Without altering anything, repeat each of the records.
'''
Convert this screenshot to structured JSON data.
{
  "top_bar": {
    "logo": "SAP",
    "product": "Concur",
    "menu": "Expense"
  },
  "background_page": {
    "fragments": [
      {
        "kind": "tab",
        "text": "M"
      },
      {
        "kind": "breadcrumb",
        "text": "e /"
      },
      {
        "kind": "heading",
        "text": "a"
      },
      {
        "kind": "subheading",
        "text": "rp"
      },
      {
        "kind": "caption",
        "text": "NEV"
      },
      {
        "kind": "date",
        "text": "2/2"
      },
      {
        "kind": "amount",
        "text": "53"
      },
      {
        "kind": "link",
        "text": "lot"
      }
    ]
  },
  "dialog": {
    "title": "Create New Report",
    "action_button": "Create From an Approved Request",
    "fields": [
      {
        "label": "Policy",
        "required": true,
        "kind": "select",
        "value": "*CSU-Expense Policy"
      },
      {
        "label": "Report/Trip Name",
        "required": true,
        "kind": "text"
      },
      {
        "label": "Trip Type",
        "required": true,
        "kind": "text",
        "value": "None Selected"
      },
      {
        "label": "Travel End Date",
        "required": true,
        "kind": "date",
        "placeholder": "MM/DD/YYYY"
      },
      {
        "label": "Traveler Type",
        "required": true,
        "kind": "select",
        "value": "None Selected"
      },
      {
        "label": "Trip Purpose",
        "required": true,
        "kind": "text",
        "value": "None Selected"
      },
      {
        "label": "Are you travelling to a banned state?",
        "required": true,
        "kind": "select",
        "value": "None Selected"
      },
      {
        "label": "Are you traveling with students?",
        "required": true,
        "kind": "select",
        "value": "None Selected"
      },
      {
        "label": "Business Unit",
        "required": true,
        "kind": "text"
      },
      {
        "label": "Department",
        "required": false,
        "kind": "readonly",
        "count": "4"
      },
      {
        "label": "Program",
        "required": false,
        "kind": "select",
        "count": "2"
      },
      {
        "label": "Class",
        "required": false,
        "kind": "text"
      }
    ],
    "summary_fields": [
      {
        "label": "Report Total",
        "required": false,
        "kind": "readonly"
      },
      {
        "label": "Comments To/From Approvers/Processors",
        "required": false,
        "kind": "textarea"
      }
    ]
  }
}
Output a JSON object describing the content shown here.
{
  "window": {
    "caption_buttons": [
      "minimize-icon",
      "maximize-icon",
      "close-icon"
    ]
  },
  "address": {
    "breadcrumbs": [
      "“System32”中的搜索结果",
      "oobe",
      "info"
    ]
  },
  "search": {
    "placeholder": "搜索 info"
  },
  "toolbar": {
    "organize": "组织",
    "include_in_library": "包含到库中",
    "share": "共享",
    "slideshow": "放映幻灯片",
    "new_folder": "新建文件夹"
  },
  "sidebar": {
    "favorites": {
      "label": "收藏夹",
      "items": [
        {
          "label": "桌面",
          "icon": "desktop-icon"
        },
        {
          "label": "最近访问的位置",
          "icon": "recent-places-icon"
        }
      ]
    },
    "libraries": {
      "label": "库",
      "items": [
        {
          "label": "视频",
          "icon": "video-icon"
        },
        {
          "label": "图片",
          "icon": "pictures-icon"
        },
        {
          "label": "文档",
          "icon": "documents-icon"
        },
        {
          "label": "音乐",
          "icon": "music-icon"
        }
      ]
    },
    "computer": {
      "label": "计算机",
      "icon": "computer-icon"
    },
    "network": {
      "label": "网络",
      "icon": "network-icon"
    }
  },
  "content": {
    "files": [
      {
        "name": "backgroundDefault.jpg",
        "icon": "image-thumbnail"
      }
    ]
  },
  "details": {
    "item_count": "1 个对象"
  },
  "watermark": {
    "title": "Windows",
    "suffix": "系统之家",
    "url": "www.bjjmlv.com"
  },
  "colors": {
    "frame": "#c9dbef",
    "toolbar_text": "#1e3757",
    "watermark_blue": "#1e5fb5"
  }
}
'''
■ Result of the task ■
Convert this screenshot to structured JSON data.
{
  "top_bar": {
    "logo": "SAP",
    "product": "Concur",
    "menu": "Expense"
  },
  "background_page": {
    "fragments": [
      {
        "kind": "tab",
        "text": "M"
      },
      {
        "kind": "breadcrumb",
        "text": "e /"
      },
      {
        "kind": "heading",
        "text": "a"
      },
      {
        "kind": "subheading",
        "text": "rp"
      },
      {
        "kind": "caption",
        "text": "NEV"
      },
      {
        "kind": "date",
        "text": "2/2"
      },
      {
        "kind": "amount",
        "text": "53"
      },
      {
        "kind": "link",
        "text": "lot"
      }
    ]
  },
  "dialog": {
    "title": "Create New Report",
    "action_button": "Create From an Approved Request",
    "fields": [
      {
        "label": "Policy",
        "required": true,
        "kind": "select",
        "value": "*CSU-Expense Policy"
      },
      {
        "label": "Report/Trip Name",
        "required": true,
        "kind": "text"
      },
      {
        "label": "Trip Type",
        "required": true,
        "kind": "text",
        "value": "None Selected"
      },
      {
        "label": "Travel End Date",
        "required": true,
        "kind": "date",
        "placeholder": "MM/DD/YYYY"
      },
      {
        "label": "Traveler Type",
        "required": true,
        "kind": "select",
        "value": "None Selected"
      },
      {
        "label": "Trip Purpose",
        "required": true,
        "kind": "text",
        "value": "None Selected"
      },
      {
        "label": "Are you travelling to a banned state?",
        "required": true,
        "kind": "select",
        "value": "None Selected"
      },
      {
        "label": "Are you traveling with students?",
        "required": true,
        "kind": "select",
        "value": "None Selected"
      },
      {
        "label": "Business Unit",
        "required": true,
        "kind": "text"
      },
      {
        "label": "Department",
        "required": false,
        "kind": "readonly",
        "count": "4"
      },
      {
        "label": "Program",
        "required": false,
        "kind": "select",
        "count": "2"
      },
      {
        "label": "Class",
        "required": false,
        "kind": "text"
      }
    ],
    "summary_fields": [
      {
        "label": "Report Total",
        "required": false,
        "kind": "readonly"
      },
      {
        "label": "Comments To/From Approvers/Processors",
        "required": false,
        "kind": "textarea"
      }
    ]
  }
}
Output a JSON object describing the content shown here.
{
  "window": {
    "caption_buttons": [
      "minimize-icon",
      "maximize-icon",
      "close-icon"
    ]
  },
  "address": {
    "breadcrumbs": [
      "“System32”中的搜索结果",
      "oobe",
      "info"
    ]
  },
  "search": {
    "placeholder": "搜索 info"
  },
  "toolbar": {
    "organize": "组织",
    "include_in_library": "包含到库中",
    "share": "共享",
    "slideshow": "放映幻灯片",
    "new_folder": "新建文件夹"
  },
  "sidebar": {
    "favorites": {
      "label": "收藏夹",
      "items": [
        {
          "label": "桌面",
          "icon": "desktop-icon"
        },
        {
          "label": "最近访问的位置",
          "icon": "recent-places-icon"
        }
      ]
    },
    "libraries": {
      "label": "库",
      "items": [
        {
          "label": "视频",
          "icon": "video-icon"
        },
        {
          "label": "图片",
          "icon": "pictures-icon"
        },
        {
          "label": "文档",
          "icon": "documents-icon"
        },
        {
          "label": "音乐",
          "icon": "music-icon"
        }
      ]
    },
    "computer": {
      "label": "计算机",
      "icon": "computer-icon"
    },
    "network": {
      "label": "网络",
      "icon": "network-icon"
    }
  },
  "content": {
    "files": [
      {
        "name": "backgroundDefault.jpg",
        "icon": "image-thumbnail"
      }
    ]
  },
  "details": {
    "item_count": "1 个对象"
  },
  "watermark": {
    "title": "Windows",
    "suffix": "系统之家",
    "url": "www.bjjmlv.com"
  },
  "colors": {
    "frame": "#c9dbef",
    "toolbar_text": "#1e3757",
    "watermark_blue": "#1e5fb5"
  }
}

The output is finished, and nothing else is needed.